:: CHALLENGE ::
Reproduce the records below exactly as given.

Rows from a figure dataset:
______________________________

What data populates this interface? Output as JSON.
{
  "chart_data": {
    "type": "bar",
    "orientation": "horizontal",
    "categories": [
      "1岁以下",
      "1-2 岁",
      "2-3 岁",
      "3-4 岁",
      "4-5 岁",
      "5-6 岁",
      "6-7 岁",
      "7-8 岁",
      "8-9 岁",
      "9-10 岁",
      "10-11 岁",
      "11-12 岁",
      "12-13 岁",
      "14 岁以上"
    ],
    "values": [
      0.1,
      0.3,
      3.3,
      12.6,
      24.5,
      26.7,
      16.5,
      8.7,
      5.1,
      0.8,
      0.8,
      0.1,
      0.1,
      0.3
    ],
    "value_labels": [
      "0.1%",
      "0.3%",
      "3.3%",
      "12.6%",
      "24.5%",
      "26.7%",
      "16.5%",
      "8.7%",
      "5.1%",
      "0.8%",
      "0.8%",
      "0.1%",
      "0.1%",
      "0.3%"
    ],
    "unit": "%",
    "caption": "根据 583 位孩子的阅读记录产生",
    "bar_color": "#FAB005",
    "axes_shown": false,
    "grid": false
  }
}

______________________________

:: COMPLETE RESPONSE ::
What data populates this interface? Output as JSON.
{
  "chart_data": {
    "type": "bar",
    "orientation": "horizontal",
    "categories": [
      "1岁以下",
      "1-2 岁",
      "2-3 岁",
      "3-4 岁",
      "4-5 岁",
      "5-6 岁",
      "6-7 岁",
      "7-8 岁",
      "8-9 岁",
      "9-10 岁",
      "10-11 岁",
      "11-12 岁",
      "12-13 岁",
      "14 岁以上"
    ],
    "values": [
      0.1,
      0.3,
      3.3,
      12.6,
      24.5,
      26.7,
      16.5,
      8.7,
      5.1,
      0.8,
      0.8,
      0.1,
      0.1,
      0.3
    ],
    "value_labels": [
      "0.1%",
      "0.3%",
      "3.3%",
      "12.6%",
      "24.5%",
      "26.7%",
      "16.5%",
      "8.7%",
      "5.1%",
      "0.8%",
      "0.8%",
      "0.1%",
      "0.1%",
      "0.3%"
    ],
    "unit": "%",
    "caption": "根据 583 位孩子的阅读记录产生",
    "bar_color": "#FAB005",
    "axes_shown": false,
    "grid": false
  }
}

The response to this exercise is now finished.